● **What you have to do**
Starting at the very first line of the listing and ending at the line that contains "natural-grain-photo (10, 10, 788, 785)", with both of those lines included, rewrite the lines as a JSON list of strings, one string per line. Skip any blank lines.

● **Source material**

_ _ _ _

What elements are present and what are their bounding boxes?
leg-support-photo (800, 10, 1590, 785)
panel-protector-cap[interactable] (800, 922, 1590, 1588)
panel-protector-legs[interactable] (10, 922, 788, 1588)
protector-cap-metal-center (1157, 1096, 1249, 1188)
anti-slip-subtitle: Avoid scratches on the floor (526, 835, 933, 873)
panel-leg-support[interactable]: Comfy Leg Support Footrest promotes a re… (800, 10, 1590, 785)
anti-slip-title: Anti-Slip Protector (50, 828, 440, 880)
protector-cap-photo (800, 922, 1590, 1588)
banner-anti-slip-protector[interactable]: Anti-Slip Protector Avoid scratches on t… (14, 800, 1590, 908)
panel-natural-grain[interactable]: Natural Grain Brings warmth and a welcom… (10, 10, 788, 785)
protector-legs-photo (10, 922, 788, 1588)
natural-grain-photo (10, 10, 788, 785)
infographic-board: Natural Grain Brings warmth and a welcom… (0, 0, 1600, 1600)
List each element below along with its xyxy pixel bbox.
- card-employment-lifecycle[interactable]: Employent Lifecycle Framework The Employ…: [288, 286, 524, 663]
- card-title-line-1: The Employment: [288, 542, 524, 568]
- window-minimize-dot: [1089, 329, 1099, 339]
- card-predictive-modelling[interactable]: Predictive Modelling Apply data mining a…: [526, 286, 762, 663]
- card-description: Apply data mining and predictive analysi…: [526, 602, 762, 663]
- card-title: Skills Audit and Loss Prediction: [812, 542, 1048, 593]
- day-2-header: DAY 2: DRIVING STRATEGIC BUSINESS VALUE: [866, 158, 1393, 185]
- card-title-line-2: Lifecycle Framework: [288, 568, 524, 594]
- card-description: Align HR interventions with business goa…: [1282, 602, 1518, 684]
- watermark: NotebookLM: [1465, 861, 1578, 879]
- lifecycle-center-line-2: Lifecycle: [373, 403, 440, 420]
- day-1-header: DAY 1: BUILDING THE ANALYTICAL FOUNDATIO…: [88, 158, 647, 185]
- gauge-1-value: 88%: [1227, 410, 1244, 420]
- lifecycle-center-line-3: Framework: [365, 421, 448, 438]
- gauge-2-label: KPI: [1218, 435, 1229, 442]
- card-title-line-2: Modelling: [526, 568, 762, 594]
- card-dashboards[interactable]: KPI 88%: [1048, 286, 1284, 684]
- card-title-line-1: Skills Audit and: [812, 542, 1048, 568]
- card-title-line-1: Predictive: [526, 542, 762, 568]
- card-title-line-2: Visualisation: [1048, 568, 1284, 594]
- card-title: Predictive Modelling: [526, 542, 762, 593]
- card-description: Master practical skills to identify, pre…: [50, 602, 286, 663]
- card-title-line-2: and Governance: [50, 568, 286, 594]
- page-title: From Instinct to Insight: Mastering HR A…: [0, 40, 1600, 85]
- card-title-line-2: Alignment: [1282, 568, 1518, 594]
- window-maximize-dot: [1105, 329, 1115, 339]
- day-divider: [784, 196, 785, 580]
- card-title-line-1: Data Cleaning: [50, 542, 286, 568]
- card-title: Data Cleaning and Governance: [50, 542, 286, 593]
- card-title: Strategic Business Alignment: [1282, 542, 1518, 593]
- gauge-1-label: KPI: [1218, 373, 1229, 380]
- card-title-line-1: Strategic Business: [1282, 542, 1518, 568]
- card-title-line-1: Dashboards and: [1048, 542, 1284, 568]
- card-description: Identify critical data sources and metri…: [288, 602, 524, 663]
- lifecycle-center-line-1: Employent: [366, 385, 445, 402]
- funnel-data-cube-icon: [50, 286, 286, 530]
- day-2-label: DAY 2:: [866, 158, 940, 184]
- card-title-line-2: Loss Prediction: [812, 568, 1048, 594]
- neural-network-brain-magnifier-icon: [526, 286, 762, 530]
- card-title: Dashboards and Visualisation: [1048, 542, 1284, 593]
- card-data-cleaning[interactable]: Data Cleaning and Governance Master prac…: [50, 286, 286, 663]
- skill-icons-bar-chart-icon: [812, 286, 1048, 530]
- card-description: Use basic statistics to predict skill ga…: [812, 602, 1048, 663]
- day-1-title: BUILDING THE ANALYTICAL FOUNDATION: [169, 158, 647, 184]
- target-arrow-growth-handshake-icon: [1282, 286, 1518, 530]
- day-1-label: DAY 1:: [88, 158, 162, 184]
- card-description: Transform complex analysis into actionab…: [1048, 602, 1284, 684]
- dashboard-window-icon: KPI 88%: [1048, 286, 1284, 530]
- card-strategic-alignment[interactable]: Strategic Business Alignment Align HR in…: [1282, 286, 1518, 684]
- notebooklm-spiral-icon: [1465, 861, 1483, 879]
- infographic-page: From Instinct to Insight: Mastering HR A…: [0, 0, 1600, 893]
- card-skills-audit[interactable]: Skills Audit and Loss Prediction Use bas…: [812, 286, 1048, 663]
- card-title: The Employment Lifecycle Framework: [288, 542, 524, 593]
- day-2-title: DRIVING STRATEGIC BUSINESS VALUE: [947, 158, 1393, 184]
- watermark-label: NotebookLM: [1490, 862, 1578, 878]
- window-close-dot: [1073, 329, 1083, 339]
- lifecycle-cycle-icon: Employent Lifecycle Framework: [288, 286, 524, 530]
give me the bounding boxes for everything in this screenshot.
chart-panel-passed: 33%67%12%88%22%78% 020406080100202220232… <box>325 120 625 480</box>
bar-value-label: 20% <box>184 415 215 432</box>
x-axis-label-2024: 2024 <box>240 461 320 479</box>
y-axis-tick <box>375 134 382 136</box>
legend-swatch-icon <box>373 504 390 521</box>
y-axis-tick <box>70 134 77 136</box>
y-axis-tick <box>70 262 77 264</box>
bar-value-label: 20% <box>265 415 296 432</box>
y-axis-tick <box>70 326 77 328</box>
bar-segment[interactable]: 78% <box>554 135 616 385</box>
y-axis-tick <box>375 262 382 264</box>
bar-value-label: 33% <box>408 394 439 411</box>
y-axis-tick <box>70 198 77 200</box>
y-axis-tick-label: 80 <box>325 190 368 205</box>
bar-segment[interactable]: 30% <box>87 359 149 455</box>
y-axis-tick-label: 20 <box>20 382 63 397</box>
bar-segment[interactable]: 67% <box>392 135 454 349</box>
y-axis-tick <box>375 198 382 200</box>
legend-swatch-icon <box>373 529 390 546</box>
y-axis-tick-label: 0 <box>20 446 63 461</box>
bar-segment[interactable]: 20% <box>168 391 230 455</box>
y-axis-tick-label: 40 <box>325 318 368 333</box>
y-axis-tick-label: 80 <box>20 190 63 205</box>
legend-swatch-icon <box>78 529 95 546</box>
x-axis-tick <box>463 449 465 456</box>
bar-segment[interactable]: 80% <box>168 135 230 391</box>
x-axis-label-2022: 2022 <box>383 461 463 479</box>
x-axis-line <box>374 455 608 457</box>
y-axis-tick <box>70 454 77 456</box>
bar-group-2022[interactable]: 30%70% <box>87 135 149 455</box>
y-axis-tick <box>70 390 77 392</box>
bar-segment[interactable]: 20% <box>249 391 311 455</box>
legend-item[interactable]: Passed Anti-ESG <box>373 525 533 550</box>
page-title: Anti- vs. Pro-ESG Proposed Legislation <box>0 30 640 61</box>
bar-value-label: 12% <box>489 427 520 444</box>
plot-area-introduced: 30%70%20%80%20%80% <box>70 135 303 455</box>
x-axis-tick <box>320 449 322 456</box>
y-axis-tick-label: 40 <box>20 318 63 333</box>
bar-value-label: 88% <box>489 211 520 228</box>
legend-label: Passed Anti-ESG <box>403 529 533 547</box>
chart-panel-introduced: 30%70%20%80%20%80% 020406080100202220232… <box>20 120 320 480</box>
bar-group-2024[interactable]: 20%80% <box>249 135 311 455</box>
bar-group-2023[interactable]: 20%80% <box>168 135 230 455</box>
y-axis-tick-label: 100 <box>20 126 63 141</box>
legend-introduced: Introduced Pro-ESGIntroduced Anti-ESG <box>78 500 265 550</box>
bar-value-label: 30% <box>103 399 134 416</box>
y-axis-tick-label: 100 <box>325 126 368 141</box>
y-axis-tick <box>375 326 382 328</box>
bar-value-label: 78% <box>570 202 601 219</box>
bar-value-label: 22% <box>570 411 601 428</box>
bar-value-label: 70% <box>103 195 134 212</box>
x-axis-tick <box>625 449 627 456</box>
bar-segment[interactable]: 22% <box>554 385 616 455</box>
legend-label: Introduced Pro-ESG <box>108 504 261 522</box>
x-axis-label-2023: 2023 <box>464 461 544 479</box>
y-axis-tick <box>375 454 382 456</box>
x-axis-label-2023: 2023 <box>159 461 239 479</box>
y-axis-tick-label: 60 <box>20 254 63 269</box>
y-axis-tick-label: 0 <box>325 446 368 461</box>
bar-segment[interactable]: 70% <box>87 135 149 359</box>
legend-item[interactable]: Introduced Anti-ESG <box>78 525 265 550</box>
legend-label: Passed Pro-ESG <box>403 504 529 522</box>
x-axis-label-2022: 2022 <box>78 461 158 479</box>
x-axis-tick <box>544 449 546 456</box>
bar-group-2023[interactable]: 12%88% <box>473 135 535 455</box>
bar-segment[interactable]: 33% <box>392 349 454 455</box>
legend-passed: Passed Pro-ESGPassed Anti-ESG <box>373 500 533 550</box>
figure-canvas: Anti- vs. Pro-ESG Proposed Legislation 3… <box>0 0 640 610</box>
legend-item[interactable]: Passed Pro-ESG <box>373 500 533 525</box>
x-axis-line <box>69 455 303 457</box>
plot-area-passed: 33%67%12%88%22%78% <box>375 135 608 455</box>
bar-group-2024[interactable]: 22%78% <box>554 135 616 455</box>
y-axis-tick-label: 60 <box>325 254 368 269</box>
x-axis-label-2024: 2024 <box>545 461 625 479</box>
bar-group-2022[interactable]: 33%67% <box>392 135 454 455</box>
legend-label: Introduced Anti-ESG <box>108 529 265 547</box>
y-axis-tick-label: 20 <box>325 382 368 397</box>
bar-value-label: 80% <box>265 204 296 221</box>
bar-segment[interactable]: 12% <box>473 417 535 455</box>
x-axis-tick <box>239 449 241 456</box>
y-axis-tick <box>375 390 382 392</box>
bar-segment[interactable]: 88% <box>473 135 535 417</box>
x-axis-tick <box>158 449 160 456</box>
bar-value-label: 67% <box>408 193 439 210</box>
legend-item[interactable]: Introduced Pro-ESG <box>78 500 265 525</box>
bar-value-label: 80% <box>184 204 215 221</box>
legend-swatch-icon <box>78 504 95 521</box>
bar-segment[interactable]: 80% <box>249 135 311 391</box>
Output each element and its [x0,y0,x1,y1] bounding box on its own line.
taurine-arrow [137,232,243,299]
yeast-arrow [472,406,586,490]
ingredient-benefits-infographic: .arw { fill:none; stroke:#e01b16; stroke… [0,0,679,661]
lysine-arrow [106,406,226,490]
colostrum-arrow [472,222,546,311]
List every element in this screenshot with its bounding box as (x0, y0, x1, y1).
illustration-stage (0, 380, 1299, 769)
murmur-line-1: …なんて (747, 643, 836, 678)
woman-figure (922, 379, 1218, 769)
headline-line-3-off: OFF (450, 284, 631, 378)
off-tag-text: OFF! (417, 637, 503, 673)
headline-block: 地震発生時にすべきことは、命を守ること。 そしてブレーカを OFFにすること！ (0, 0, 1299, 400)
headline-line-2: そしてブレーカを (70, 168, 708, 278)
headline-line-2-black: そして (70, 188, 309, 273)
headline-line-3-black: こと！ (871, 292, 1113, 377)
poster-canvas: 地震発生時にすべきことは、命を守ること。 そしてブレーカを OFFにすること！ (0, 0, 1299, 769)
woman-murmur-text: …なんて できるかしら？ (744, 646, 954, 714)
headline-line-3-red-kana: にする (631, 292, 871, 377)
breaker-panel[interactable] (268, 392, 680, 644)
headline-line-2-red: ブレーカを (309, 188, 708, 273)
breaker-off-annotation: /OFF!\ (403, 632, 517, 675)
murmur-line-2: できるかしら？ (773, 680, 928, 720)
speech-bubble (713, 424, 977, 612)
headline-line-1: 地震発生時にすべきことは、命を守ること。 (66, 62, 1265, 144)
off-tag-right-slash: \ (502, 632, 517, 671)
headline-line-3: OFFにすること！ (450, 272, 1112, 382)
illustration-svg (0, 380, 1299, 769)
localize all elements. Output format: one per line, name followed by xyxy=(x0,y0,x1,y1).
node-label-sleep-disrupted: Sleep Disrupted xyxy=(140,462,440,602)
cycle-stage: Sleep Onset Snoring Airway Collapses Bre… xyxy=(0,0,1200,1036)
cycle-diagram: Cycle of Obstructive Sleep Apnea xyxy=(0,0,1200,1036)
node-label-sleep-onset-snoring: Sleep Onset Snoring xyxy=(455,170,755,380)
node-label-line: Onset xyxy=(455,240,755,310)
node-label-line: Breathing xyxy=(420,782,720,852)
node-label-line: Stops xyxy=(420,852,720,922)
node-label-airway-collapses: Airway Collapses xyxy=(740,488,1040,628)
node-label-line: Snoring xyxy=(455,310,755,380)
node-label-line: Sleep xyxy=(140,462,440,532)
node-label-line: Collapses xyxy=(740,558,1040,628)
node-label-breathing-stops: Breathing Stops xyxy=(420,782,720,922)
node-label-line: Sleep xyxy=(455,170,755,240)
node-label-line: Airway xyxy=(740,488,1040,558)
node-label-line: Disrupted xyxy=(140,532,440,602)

_ _ _ _

● **Correct output**
[
  "What elements are present and what are their bounding boxes?",
  "leg-support-photo (800, 10, 1590, 785)",
  "panel-protector-cap[interactable] (800, 922, 1590, 1588)",
  "panel-protector-legs[interactable] (10, 922, 788, 1588)",
  "protector-cap-metal-center (1157, 1096, 1249, 1188)",
  "anti-slip-subtitle: Avoid scratches on the floor (526, 835, 933, 873)",
  "panel-leg-support[interactable]: Comfy Leg Support Footrest promotes a re… (800, 10, 1590, 785)",
  "anti-slip-title: Anti-Slip Protector (50, 828, 440, 880)",
  "protector-cap-photo (800, 922, 1590, 1588)",
  "banner-anti-slip-protector[interactable]: Anti-Slip Protector Avoid scratches on t… (14, 800, 1590, 908)",
  "panel-natural-grain[interactable]: Natural Grain Brings warmth and a welcom… (10, 10, 788, 785)",
  "protector-legs-photo (10, 922, 788, 1588)",
  "natural-grain-photo (10, 10, 788, 785)"
]